Task description >> Collect every line below that contains the word "high".

Data section >>

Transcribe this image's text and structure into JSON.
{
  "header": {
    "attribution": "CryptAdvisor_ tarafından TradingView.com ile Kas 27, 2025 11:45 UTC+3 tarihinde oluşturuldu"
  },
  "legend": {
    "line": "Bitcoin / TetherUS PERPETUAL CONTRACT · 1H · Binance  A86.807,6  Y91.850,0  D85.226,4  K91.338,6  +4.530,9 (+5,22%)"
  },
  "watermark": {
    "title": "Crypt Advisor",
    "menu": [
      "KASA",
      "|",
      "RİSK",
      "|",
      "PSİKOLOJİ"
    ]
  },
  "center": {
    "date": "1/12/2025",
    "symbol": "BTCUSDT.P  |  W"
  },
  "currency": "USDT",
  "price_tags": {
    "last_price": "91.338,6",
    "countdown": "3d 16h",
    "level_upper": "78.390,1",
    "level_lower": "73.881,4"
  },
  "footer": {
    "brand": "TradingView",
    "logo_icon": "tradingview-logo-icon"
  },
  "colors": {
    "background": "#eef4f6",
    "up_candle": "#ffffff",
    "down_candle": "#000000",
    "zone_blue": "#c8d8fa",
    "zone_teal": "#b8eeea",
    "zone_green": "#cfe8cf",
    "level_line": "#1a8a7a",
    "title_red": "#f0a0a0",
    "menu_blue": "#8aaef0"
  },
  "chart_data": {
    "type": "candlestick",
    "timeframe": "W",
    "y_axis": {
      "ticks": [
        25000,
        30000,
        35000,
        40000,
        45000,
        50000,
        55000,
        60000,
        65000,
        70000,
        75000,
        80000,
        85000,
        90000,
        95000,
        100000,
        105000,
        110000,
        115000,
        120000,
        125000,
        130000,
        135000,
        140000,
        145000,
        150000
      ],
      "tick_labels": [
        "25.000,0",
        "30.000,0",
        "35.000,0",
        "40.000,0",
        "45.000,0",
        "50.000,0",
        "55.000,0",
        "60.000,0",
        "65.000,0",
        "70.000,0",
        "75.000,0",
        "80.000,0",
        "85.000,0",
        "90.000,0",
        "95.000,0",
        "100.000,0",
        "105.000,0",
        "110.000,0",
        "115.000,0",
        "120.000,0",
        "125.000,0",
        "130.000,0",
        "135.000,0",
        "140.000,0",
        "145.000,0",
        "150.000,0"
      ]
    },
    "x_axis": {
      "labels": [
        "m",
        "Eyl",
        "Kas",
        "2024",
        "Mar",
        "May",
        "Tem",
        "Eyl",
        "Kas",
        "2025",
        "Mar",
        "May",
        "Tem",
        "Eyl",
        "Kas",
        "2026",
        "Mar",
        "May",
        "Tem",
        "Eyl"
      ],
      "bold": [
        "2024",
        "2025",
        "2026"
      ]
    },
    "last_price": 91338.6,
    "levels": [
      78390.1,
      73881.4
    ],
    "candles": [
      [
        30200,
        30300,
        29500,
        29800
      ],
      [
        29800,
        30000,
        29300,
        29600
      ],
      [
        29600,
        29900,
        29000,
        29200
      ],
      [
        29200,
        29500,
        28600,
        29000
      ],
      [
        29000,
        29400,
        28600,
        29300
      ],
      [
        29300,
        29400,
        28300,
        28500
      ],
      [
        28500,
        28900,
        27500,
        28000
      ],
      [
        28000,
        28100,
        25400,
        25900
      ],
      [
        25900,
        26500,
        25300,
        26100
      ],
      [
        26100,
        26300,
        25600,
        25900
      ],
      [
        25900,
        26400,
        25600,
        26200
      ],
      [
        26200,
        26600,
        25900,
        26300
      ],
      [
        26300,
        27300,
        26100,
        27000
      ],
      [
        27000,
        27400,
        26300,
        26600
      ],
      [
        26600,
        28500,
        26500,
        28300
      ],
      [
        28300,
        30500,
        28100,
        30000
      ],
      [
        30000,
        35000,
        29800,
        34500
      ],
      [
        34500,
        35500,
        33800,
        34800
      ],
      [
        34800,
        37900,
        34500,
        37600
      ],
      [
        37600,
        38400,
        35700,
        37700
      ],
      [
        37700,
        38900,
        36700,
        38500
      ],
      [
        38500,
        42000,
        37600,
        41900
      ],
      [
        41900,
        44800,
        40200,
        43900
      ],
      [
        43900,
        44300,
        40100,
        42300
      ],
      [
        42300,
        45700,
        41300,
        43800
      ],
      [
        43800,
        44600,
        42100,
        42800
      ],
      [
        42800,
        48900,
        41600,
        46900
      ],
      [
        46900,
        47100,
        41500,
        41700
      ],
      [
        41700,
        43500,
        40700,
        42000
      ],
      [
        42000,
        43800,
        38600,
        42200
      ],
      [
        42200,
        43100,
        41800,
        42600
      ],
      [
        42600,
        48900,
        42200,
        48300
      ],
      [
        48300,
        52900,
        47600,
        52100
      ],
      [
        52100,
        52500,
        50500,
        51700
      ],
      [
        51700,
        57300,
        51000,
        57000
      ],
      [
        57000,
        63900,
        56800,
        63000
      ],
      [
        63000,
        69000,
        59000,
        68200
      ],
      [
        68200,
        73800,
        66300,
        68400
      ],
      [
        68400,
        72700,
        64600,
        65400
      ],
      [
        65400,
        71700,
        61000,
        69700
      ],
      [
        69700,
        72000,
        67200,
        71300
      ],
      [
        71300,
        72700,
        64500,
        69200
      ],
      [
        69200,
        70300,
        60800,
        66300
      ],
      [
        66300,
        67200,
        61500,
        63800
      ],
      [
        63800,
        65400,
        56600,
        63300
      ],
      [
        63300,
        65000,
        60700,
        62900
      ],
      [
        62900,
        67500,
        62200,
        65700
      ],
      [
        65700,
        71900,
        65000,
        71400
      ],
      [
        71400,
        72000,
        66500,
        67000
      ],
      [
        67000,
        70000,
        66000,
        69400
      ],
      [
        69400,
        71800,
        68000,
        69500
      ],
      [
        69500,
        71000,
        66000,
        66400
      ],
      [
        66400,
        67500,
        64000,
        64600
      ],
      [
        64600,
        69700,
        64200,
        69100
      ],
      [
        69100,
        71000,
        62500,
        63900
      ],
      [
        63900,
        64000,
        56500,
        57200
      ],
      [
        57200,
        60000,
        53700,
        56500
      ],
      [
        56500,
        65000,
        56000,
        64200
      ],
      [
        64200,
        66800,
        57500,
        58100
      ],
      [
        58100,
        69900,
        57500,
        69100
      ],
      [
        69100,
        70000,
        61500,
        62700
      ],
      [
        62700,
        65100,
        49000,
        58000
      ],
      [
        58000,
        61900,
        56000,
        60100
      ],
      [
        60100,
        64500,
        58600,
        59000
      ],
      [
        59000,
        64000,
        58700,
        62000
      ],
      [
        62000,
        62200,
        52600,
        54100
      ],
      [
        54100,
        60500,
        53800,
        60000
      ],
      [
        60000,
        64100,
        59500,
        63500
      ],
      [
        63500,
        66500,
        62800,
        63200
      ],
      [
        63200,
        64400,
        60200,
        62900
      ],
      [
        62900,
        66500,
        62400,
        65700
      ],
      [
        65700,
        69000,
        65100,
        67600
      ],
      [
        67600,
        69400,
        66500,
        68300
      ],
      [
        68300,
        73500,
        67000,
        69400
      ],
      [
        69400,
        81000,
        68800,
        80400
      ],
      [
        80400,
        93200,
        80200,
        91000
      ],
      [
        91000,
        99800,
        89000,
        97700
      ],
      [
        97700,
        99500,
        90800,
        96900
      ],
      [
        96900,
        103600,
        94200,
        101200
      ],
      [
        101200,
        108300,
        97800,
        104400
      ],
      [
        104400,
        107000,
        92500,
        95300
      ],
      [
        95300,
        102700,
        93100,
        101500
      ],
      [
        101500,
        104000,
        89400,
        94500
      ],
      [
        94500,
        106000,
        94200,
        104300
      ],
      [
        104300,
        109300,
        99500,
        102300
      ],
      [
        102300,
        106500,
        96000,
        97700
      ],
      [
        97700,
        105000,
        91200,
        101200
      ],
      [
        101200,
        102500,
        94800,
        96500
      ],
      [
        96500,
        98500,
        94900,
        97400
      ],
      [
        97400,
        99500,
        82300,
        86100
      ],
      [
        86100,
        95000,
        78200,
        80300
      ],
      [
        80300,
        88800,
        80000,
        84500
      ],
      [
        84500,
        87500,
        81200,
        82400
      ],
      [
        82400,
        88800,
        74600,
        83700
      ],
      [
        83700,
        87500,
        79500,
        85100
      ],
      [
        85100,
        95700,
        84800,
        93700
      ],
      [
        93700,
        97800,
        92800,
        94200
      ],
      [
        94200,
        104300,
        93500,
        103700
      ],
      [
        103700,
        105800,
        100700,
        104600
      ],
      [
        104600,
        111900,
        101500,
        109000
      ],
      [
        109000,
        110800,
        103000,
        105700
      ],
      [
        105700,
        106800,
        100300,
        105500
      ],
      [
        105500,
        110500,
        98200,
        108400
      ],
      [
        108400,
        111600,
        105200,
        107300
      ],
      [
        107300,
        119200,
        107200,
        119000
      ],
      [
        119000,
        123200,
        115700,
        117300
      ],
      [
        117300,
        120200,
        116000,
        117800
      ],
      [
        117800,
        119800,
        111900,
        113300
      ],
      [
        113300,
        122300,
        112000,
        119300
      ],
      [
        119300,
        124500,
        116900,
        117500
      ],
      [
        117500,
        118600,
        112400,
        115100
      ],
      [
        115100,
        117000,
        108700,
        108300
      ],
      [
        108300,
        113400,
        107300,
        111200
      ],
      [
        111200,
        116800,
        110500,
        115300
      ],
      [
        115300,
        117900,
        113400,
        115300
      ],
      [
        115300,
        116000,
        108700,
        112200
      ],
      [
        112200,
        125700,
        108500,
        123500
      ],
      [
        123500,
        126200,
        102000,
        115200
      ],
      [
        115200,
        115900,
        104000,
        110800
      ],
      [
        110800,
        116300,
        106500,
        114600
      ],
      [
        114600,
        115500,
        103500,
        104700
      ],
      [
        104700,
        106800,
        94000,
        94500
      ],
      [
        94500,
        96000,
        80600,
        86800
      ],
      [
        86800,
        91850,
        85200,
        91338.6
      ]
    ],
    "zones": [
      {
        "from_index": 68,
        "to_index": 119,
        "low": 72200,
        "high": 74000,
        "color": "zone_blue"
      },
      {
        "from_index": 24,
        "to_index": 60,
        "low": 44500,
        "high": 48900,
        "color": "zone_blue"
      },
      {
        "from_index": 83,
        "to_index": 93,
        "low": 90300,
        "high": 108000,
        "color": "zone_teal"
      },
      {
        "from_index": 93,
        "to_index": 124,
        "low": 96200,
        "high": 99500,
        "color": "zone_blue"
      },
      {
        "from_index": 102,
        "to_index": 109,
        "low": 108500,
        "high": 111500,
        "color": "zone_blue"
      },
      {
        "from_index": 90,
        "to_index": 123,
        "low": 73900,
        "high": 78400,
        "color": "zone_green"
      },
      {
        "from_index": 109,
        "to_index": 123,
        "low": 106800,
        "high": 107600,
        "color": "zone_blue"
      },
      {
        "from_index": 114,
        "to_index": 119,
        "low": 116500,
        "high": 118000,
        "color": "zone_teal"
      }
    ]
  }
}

Answer to the problem >>
        "high": 74000,
        "high": 48900,
        "high": 108000,
        "high": 99500,
        "high": 111500,
        "high": 78400,
        "high": 107600,
        "high": 118000,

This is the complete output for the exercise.